AIM |
Below is a listing to transcribe in full and exactly; keep the pictures out.
======== RECORDS FOR THE TASK ========
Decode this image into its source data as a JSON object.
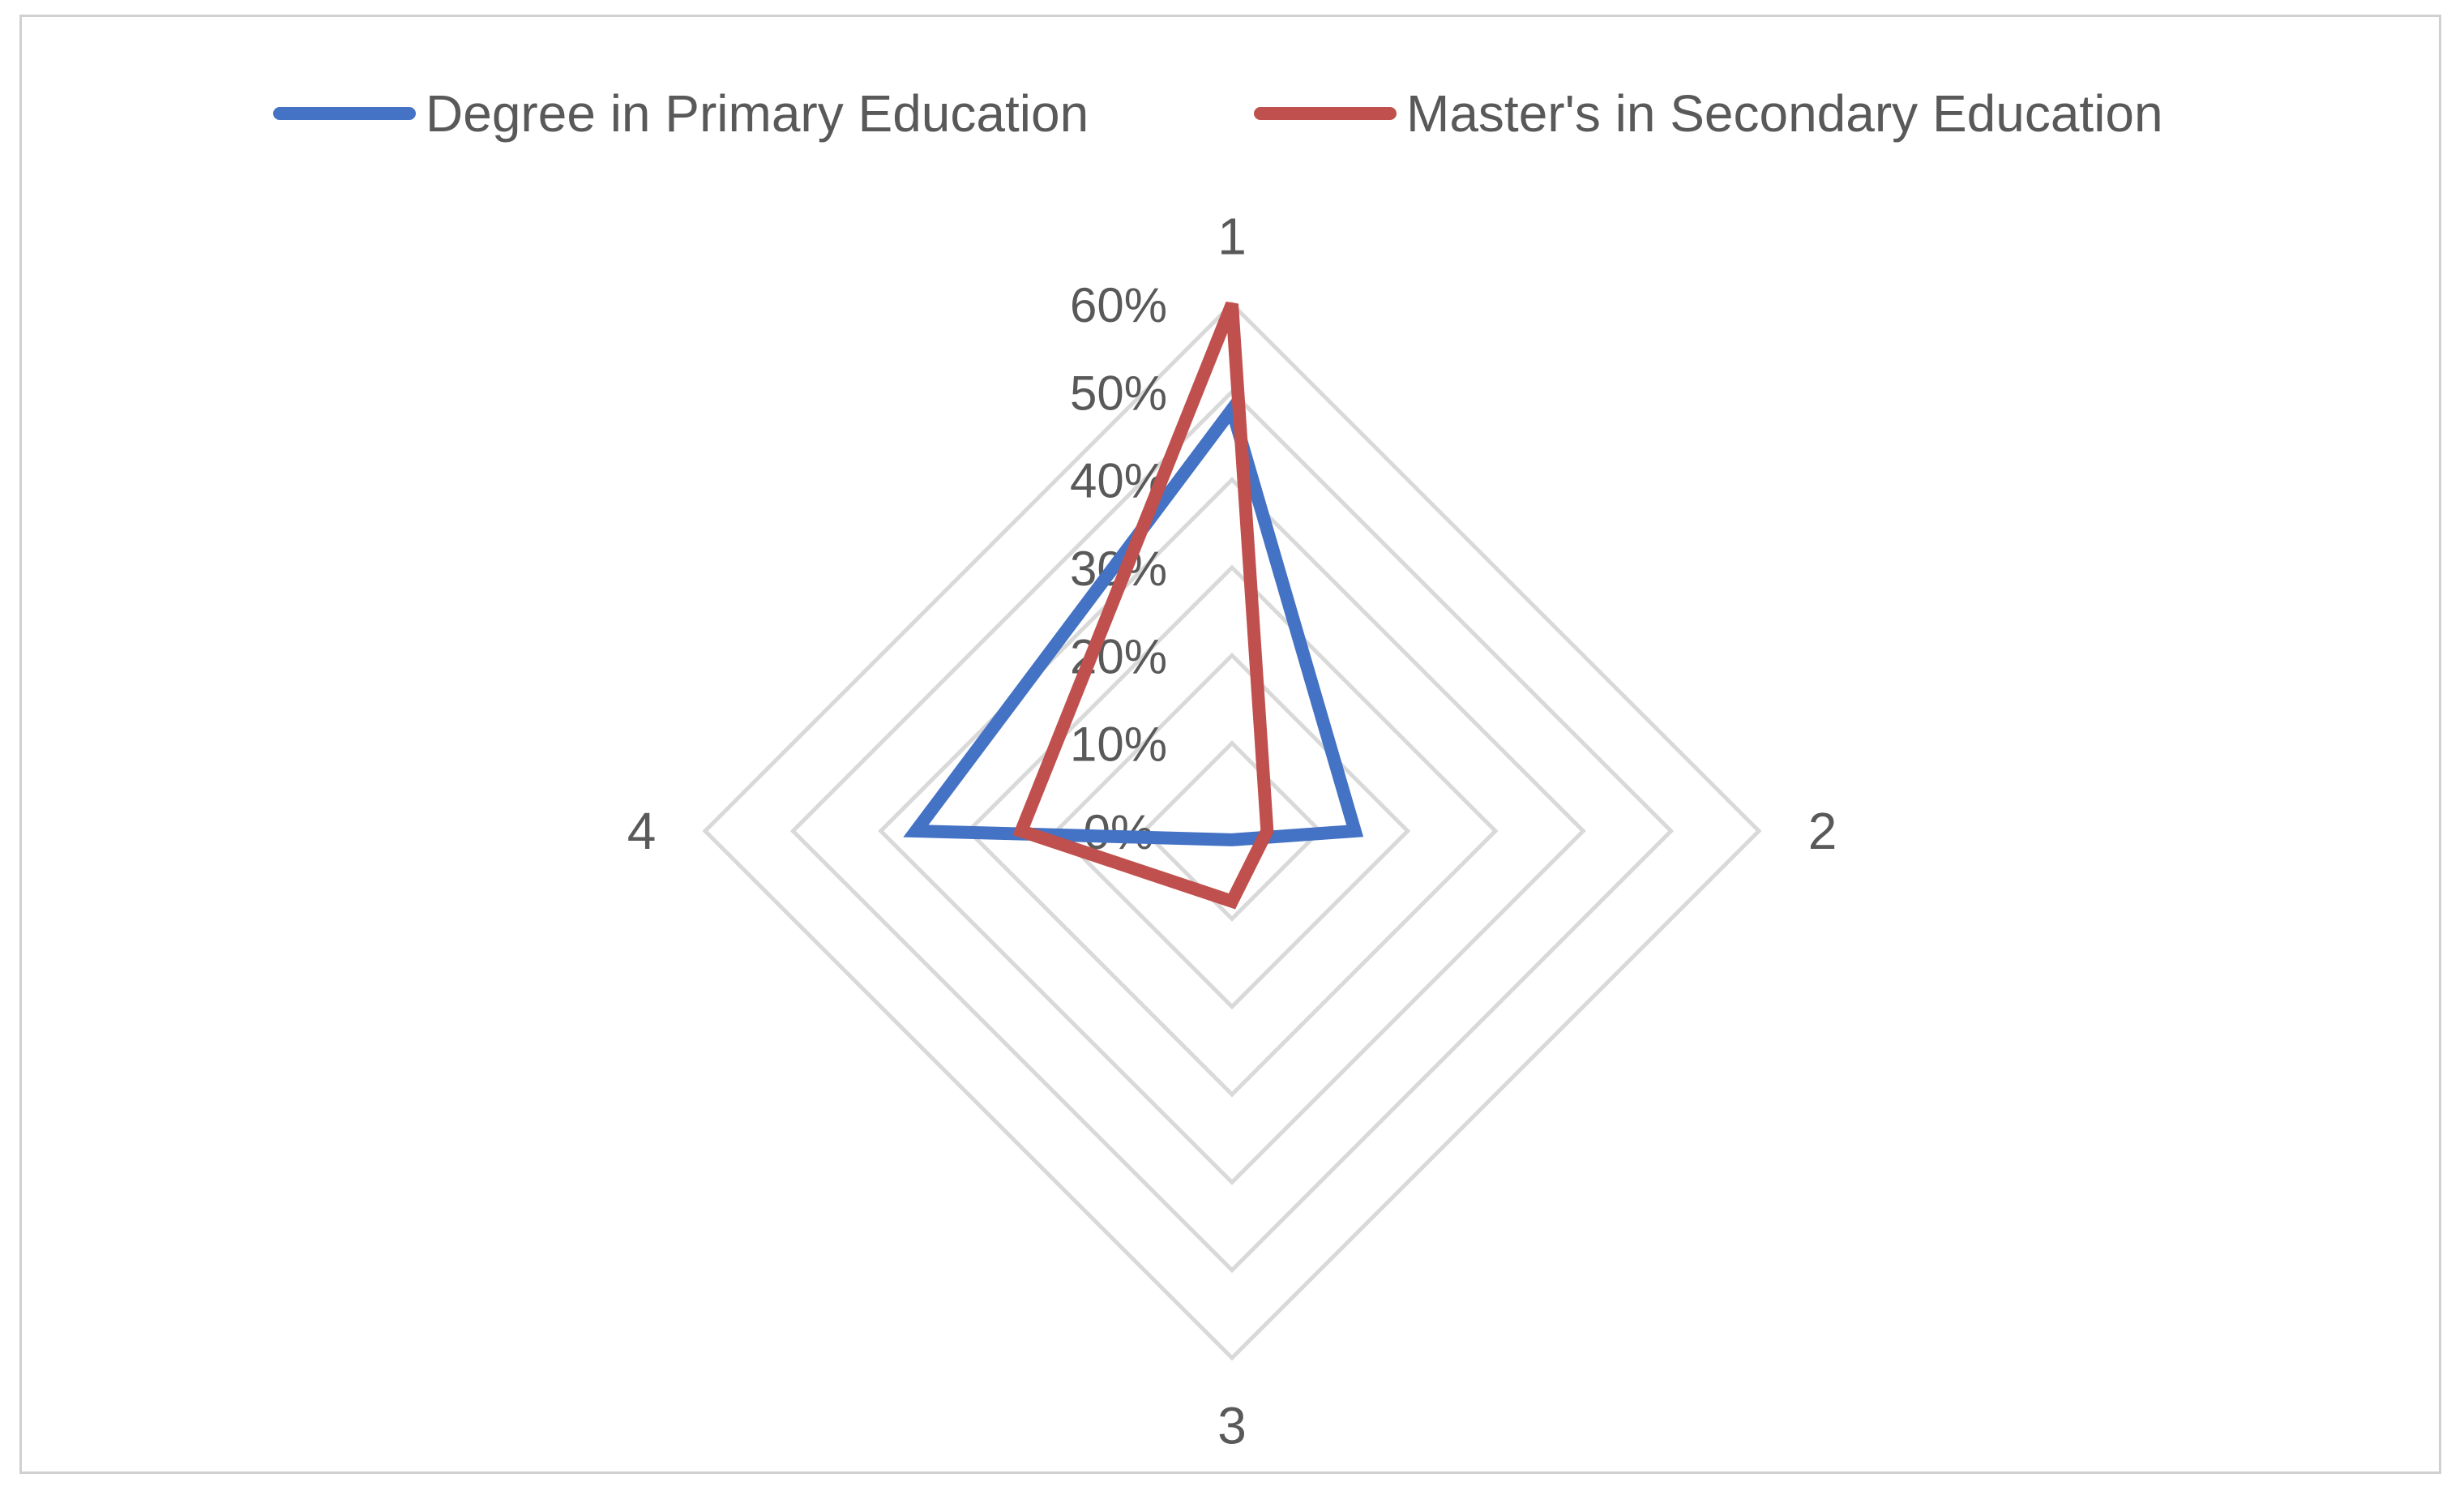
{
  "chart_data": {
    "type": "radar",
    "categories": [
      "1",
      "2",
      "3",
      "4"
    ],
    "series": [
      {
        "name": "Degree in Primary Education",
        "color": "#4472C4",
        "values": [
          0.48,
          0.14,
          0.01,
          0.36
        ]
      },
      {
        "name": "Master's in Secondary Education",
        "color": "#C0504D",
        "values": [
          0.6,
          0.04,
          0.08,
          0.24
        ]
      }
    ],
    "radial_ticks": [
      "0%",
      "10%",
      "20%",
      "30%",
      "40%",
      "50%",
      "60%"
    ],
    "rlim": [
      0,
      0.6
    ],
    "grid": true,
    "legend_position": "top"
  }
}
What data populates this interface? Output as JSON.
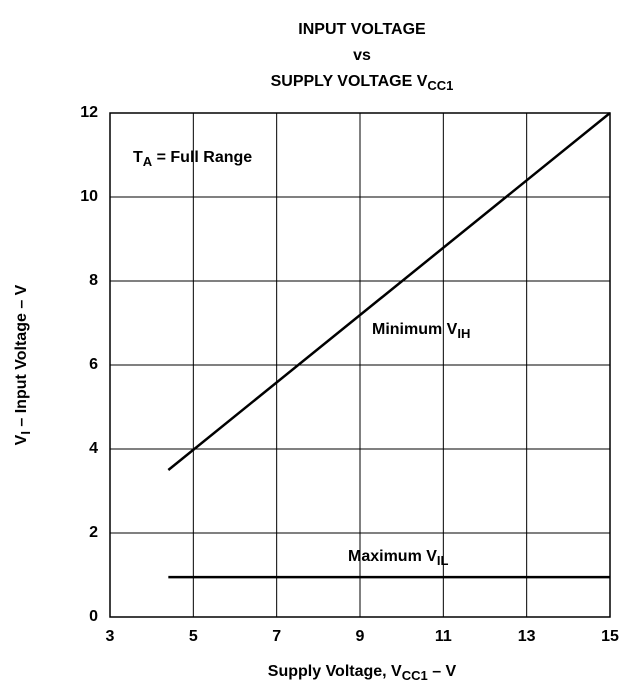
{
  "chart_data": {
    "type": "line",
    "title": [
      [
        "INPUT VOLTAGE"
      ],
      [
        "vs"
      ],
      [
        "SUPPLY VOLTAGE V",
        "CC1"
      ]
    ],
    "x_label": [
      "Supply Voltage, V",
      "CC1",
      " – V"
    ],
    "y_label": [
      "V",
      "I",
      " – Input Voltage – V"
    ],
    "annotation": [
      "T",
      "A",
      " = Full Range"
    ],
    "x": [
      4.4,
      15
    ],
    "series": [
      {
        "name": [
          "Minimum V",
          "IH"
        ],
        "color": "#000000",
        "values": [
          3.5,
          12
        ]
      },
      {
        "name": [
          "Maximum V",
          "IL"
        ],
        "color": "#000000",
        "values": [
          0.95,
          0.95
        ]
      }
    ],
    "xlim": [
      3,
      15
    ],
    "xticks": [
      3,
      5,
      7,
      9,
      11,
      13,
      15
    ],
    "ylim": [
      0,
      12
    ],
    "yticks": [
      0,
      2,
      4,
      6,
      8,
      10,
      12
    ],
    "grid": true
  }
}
========
TASK RESULT |
Decode this image into its source data as a JSON object.
{
  "chart_data": {
    "type": "radar",
    "categories": [
      "1",
      "2",
      "3",
      "4"
    ],
    "series": [
      {
        "name": "Degree in Primary Education",
        "color": "#4472C4",
        "values": [
          0.48,
          0.14,
          0.01,
          0.36
        ]
      },
      {
        "name": "Master's in Secondary Education",
        "color": "#C0504D",
        "values": [
          0.6,
          0.04,
          0.08,
          0.24
        ]
      }
    ],
    "radial_ticks": [
      "0%",
      "10%",
      "20%",
      "30%",
      "40%",
      "50%",
      "60%"
    ],
    "rlim": [
      0,
      0.6
    ],
    "grid": true,
    "legend_position": "top"
  }
}
What data populates this interface? Output as JSON.
{
  "chart_data": {
    "type": "line",
    "title": [
      [
        "INPUT VOLTAGE"
      ],
      [
        "vs"
      ],
      [
        "SUPPLY VOLTAGE V",
        "CC1"
      ]
    ],
    "x_label": [
      "Supply Voltage, V",
      "CC1",
      " – V"
    ],
    "y_label": [
      "V",
      "I",
      " – Input Voltage – V"
    ],
    "annotation": [
      "T",
      "A",
      " = Full Range"
    ],
    "x": [
      4.4,
      15
    ],
    "series": [
      {
        "name": [
          "Minimum V",
          "IH"
        ],
        "color": "#000000",
        "values": [
          3.5,
          12
        ]
      },
      {
        "name": [
          "Maximum V",
          "IL"
        ],
        "color": "#000000",
        "values": [
          0.95,
          0.95
        ]
      }
    ],
    "xlim": [
      3,
      15
    ],
    "xticks": [
      3,
      5,
      7,
      9,
      11,
      13,
      15
    ],
    "ylim": [
      0,
      12
    ],
    "yticks": [
      0,
      2,
      4,
      6,
      8,
      10,
      12
    ],
    "grid": true
  }
}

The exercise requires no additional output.